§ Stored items
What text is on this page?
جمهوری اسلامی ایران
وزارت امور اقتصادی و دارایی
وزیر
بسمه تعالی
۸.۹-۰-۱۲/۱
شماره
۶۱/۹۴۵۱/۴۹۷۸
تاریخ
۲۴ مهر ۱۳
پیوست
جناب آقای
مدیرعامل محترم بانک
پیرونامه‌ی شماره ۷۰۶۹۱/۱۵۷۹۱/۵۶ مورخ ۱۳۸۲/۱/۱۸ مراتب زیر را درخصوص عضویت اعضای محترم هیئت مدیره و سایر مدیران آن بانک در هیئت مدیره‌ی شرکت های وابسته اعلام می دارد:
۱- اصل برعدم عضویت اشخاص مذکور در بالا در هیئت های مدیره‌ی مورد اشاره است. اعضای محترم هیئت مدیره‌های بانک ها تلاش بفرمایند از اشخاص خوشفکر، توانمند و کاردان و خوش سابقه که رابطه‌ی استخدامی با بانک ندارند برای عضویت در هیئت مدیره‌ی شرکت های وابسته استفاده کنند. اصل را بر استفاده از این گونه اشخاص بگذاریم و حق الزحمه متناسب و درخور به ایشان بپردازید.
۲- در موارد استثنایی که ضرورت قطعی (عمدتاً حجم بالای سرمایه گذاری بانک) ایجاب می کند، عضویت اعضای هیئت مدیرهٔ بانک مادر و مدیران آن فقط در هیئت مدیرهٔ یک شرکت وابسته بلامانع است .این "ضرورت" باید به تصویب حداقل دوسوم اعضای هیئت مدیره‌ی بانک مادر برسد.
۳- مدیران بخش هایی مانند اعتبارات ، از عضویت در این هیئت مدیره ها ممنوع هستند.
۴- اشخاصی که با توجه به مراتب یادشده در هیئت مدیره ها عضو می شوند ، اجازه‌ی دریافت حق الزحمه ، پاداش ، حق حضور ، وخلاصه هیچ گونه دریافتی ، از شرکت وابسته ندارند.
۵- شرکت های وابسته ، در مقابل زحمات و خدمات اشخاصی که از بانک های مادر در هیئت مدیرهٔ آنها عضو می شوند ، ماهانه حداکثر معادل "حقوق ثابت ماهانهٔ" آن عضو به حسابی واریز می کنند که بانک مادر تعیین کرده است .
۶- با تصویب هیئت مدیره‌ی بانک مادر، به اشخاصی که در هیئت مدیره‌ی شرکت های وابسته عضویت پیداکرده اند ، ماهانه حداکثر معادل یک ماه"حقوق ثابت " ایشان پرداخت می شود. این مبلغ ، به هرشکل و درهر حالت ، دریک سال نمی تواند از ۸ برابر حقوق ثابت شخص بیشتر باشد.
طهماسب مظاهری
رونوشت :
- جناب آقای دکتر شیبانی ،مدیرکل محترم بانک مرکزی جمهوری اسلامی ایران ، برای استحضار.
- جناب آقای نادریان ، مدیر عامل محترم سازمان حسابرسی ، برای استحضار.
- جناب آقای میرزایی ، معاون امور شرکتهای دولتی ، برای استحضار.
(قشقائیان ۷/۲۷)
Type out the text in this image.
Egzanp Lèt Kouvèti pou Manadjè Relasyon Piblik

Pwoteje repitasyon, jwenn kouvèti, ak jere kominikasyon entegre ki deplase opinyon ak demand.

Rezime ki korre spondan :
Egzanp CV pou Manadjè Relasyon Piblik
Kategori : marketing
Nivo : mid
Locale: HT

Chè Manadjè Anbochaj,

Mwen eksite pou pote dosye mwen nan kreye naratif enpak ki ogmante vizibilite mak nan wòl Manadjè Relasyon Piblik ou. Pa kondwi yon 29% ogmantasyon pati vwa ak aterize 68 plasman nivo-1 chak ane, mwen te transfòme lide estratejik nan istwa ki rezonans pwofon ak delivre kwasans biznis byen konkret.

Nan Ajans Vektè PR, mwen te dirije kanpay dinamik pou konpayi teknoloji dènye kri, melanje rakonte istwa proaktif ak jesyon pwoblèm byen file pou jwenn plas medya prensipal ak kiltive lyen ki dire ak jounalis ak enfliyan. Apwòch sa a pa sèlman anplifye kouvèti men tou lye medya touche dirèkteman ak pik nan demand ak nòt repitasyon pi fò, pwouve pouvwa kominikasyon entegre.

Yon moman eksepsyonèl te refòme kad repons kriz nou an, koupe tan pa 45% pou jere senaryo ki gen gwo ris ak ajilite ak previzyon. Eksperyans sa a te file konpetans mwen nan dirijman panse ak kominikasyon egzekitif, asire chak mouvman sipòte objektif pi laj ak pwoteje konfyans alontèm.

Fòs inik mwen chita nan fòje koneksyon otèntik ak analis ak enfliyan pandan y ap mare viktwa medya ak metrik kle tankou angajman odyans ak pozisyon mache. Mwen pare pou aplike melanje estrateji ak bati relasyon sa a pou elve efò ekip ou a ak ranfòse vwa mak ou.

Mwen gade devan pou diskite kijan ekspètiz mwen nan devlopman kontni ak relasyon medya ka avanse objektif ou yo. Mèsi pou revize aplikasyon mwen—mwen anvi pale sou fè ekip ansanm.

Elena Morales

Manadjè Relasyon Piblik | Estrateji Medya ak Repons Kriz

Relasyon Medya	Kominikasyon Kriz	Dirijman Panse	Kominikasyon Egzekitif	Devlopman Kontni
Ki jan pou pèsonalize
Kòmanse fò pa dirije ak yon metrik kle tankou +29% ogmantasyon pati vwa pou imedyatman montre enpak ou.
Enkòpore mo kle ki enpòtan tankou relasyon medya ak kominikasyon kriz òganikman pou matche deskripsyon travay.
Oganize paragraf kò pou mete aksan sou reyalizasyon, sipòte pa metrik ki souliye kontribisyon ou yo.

§ WORK TO DO
Print the material verbatim, all of it.

§ SOLUTION
What text is on this page?
جمهوری اسلامی ایران
وزارت امور اقتصادی و دارایی
وزیر
بسمه تعالی
۸.۹-۰-۱۲/۱
شماره
۶۱/۹۴۵۱/۴۹۷۸
تاریخ
۲۴ مهر ۱۳
پیوست
جناب آقای
مدیرعامل محترم بانک
پیرونامه‌ی شماره ۷۰۶۹۱/۱۵۷۹۱/۵۶ مورخ ۱۳۸۲/۱/۱۸ مراتب زیر را درخصوص عضویت اعضای محترم هیئت مدیره و سایر مدیران آن بانک در هیئت مدیره‌ی شرکت های وابسته اعلام می دارد:
۱- اصل برعدم عضویت اشخاص مذکور در بالا در هیئت های مدیره‌ی مورد اشاره است. اعضای محترم هیئت مدیره‌های بانک ها تلاش بفرمایند از اشخاص خوشفکر، توانمند و کاردان و خوش سابقه که رابطه‌ی استخدامی با بانک ندارند برای عضویت در هیئت مدیره‌ی شرکت های وابسته استفاده کنند. اصل را بر استفاده از این گونه اشخاص بگذاریم و حق الزحمه متناسب و درخور به ایشان بپردازید.
۲- در موارد استثنایی که ضرورت قطعی (عمدتاً حجم بالای سرمایه گذاری بانک) ایجاب می کند، عضویت اعضای هیئت مدیرهٔ بانک مادر و مدیران آن فقط در هیئت مدیرهٔ یک شرکت وابسته بلامانع است .این "ضرورت" باید به تصویب حداقل دوسوم اعضای هیئت مدیره‌ی بانک مادر برسد.
۳- مدیران بخش هایی مانند اعتبارات ، از عضویت در این هیئت مدیره ها ممنوع هستند.
۴- اشخاصی که با توجه به مراتب یادشده در هیئت مدیره ها عضو می شوند ، اجازه‌ی دریافت حق الزحمه ، پاداش ، حق حضور ، وخلاصه هیچ گونه دریافتی ، از شرکت وابسته ندارند.
۵- شرکت های وابسته ، در مقابل زحمات و خدمات اشخاصی که از بانک های مادر در هیئت مدیرهٔ آنها عضو می شوند ، ماهانه حداکثر معادل "حقوق ثابت ماهانهٔ" آن عضو به حسابی واریز می کنند که بانک مادر تعیین کرده است .
۶- با تصویب هیئت مدیره‌ی بانک مادر، به اشخاصی که در هیئت مدیره‌ی شرکت های وابسته عضویت پیداکرده اند ، ماهانه حداکثر معادل یک ماه"حقوق ثابت " ایشان پرداخت می شود. این مبلغ ، به هرشکل و درهر حالت ، دریک سال نمی تواند از ۸ برابر حقوق ثابت شخص بیشتر باشد.
طهماسب مظاهری
رونوشت :
- جناب آقای دکتر شیبانی ،مدیرکل محترم بانک مرکزی جمهوری اسلامی ایران ، برای استحضار.
- جناب آقای نادریان ، مدیر عامل محترم سازمان حسابرسی ، برای استحضار.
- جناب آقای میرزایی ، معاون امور شرکتهای دولتی ، برای استحضار.
(قشقائیان ۷/۲۷)
Type out the text in this image.
Egzanp Lèt Kouvèti pou Manadjè Relasyon Piblik

Pwoteje repitasyon, jwenn kouvèti, ak jere kominikasyon entegre ki deplase opinyon ak demand.

Rezime ki korre spondan :
Egzanp CV pou Manadjè Relasyon Piblik
Kategori : marketing
Nivo : mid
Locale: HT

Chè Manadjè Anbochaj,

Mwen eksite pou pote dosye mwen nan kreye naratif enpak ki ogmante vizibilite mak nan wòl Manadjè Relasyon Piblik ou. Pa kondwi yon 29% ogmantasyon pati vwa ak aterize 68 plasman nivo-1 chak ane, mwen te transfòme lide estratejik nan istwa ki rezonans pwofon ak delivre kwasans biznis byen konkret.

Nan Ajans Vektè PR, mwen te dirije kanpay dinamik pou konpayi teknoloji dènye kri, melanje rakonte istwa proaktif ak jesyon pwoblèm byen file pou jwenn plas medya prensipal ak kiltive lyen ki dire ak jounalis ak enfliyan. Apwòch sa a pa sèlman anplifye kouvèti men tou lye medya touche dirèkteman ak pik nan demand ak nòt repitasyon pi fò, pwouve pouvwa kominikasyon entegre.

Yon moman eksepsyonèl te refòme kad repons kriz nou an, koupe tan pa 45% pou jere senaryo ki gen gwo ris ak ajilite ak previzyon. Eksperyans sa a te file konpetans mwen nan dirijman panse ak kominikasyon egzekitif, asire chak mouvman sipòte objektif pi laj ak pwoteje konfyans alontèm.

Fòs inik mwen chita nan fòje koneksyon otèntik ak analis ak enfliyan pandan y ap mare viktwa medya ak metrik kle tankou angajman odyans ak pozisyon mache. Mwen pare pou aplike melanje estrateji ak bati relasyon sa a pou elve efò ekip ou a ak ranfòse vwa mak ou.

Mwen gade devan pou diskite kijan ekspètiz mwen nan devlopman kontni ak relasyon medya ka avanse objektif ou yo. Mèsi pou revize aplikasyon mwen—mwen anvi pale sou fè ekip ansanm.

Elena Morales

Manadjè Relasyon Piblik | Estrateji Medya ak Repons Kriz

Relasyon Medya	Kominikasyon Kriz	Dirijman Panse	Kominikasyon Egzekitif	Devlopman Kontni
Ki jan pou pèsonalize
Kòmanse fò pa dirije ak yon metrik kle tankou +29% ogmantasyon pati vwa pou imedyatman montre enpak ou.
Enkòpore mo kle ki enpòtan tankou relasyon medya ak kominikasyon kriz òganikman pou matche deskripsyon travay.
Oganize paragraf kò pou mete aksan sou reyalizasyon, sipòte pa metrik ki souliye kontribisyon ou yo.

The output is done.